[start]

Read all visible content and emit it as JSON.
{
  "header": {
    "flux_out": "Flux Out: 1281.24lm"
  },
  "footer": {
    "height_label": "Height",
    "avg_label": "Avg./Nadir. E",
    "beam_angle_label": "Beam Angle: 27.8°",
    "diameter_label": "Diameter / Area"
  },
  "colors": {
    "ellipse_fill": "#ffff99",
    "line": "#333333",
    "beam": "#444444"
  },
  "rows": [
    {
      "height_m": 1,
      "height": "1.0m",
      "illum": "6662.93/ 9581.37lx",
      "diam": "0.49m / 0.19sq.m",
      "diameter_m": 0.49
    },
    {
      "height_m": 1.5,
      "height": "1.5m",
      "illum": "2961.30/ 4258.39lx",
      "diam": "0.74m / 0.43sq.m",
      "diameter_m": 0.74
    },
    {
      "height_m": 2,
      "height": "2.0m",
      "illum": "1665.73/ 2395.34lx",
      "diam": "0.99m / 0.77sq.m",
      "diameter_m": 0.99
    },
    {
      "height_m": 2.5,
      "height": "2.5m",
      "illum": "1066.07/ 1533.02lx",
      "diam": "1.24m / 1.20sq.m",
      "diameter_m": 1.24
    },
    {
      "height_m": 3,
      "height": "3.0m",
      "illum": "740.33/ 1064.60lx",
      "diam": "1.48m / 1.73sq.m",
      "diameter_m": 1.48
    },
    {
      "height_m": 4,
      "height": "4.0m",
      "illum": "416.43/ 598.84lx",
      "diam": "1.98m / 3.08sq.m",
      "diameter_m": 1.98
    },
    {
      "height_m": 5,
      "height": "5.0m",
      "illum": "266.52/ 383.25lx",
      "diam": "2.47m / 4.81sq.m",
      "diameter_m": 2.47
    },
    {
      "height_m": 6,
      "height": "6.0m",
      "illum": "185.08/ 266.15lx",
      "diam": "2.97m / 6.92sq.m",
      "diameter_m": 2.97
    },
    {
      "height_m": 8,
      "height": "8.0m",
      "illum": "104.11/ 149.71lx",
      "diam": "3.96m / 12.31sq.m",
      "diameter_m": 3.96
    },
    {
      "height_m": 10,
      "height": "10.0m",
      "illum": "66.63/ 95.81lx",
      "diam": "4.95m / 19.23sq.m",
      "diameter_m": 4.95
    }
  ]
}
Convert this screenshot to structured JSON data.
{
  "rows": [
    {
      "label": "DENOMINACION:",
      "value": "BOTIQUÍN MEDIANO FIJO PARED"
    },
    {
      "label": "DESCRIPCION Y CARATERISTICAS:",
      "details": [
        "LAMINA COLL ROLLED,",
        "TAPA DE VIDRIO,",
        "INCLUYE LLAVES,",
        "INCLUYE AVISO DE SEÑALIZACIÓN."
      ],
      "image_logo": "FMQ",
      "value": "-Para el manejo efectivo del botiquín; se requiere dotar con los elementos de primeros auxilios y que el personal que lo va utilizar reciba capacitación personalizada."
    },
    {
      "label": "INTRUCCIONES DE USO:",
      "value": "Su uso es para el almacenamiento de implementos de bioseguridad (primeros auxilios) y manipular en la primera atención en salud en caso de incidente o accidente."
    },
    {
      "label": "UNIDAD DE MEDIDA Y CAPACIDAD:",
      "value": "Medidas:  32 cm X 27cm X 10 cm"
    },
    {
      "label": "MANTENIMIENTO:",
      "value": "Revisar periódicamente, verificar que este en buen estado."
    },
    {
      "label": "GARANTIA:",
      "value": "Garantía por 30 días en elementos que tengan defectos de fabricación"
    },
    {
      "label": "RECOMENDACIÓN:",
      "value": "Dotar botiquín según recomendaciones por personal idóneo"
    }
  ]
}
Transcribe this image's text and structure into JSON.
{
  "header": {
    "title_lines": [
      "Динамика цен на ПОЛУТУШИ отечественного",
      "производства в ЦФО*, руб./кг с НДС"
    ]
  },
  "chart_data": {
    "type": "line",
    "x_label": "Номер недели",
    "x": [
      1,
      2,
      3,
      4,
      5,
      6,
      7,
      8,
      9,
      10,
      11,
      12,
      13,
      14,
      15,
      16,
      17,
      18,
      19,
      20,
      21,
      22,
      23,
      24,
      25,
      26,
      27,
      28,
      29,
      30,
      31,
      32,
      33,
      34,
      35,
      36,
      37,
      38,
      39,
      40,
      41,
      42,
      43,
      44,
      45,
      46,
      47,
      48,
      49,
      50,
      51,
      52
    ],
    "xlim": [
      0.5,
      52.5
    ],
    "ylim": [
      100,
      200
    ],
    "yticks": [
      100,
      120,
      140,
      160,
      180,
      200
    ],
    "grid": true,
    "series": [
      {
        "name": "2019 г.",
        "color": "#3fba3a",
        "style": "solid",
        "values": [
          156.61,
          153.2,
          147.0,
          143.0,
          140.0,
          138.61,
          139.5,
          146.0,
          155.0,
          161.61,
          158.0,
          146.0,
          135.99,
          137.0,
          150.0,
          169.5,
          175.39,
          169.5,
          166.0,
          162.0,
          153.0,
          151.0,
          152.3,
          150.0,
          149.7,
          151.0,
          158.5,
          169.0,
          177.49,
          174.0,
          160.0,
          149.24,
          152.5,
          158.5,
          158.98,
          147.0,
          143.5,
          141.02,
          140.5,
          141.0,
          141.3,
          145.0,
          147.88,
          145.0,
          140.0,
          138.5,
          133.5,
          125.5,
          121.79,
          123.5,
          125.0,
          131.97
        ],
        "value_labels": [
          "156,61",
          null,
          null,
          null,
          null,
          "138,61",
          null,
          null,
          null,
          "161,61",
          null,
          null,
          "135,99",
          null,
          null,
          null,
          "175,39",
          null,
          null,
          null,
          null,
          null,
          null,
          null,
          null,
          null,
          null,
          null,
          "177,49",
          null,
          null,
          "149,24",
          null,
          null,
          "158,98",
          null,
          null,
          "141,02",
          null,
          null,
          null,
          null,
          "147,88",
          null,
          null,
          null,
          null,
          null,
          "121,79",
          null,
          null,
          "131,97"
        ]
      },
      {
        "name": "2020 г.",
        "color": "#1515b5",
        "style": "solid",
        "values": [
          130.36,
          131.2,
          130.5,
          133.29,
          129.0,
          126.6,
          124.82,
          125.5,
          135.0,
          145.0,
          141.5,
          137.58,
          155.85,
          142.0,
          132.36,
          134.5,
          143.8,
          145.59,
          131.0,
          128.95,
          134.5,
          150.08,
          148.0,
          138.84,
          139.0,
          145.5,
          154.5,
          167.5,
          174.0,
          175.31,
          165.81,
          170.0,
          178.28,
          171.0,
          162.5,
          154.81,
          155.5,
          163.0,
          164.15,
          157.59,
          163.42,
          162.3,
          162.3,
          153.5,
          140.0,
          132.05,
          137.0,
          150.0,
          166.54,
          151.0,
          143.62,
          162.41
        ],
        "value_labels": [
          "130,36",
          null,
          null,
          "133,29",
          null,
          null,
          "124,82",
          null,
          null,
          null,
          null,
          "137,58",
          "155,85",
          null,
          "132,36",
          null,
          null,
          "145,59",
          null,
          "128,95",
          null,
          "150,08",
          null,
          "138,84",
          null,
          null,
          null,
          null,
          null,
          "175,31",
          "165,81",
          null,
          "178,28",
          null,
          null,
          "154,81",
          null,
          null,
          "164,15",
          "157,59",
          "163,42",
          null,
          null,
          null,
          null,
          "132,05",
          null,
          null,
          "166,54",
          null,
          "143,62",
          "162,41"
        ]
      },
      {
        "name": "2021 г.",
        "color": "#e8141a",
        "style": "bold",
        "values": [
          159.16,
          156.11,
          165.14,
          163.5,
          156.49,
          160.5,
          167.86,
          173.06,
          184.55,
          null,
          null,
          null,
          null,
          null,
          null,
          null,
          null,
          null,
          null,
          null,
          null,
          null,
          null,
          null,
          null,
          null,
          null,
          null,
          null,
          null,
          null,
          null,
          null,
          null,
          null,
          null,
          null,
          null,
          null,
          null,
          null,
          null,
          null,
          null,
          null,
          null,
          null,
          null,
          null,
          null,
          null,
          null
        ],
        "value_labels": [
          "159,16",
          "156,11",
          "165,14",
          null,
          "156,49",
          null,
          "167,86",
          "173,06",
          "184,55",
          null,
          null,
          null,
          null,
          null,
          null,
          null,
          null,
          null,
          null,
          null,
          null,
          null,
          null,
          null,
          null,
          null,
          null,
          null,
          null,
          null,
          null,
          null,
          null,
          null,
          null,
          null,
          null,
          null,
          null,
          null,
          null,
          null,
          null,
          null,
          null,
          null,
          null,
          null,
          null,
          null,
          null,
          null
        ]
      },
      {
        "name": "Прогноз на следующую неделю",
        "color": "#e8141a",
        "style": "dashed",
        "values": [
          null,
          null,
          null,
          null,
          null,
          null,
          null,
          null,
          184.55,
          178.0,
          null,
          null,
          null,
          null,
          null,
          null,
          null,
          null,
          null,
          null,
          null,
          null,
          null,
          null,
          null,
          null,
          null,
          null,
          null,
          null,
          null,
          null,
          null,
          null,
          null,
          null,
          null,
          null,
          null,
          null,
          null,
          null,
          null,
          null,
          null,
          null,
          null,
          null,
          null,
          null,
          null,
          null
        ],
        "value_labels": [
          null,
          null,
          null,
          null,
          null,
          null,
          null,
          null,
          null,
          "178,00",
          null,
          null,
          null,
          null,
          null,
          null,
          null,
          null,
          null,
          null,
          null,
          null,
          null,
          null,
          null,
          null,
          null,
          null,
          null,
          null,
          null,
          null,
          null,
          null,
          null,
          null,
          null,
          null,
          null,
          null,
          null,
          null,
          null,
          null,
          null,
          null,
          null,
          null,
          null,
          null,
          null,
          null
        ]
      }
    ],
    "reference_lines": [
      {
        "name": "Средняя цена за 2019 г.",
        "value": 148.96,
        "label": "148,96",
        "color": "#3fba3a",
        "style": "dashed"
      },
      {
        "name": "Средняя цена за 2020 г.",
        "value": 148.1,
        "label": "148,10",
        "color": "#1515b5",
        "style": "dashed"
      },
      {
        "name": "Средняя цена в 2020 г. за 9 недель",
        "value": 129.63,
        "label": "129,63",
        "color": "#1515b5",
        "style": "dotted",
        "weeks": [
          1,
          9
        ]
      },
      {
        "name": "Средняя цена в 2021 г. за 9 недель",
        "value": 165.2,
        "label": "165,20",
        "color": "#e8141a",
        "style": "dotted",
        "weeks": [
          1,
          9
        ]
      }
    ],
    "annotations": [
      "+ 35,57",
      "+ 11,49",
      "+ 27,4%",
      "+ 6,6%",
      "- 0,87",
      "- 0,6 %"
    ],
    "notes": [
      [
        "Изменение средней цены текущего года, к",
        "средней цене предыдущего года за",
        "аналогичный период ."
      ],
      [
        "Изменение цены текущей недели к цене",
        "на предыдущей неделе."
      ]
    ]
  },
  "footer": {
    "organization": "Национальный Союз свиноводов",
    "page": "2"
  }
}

[end]

Choose all lines containing the string "средней" and copy them out.

> **Task response**
        "Изменение средней цены текущего года, к",
        "средней цене предыдущего года за",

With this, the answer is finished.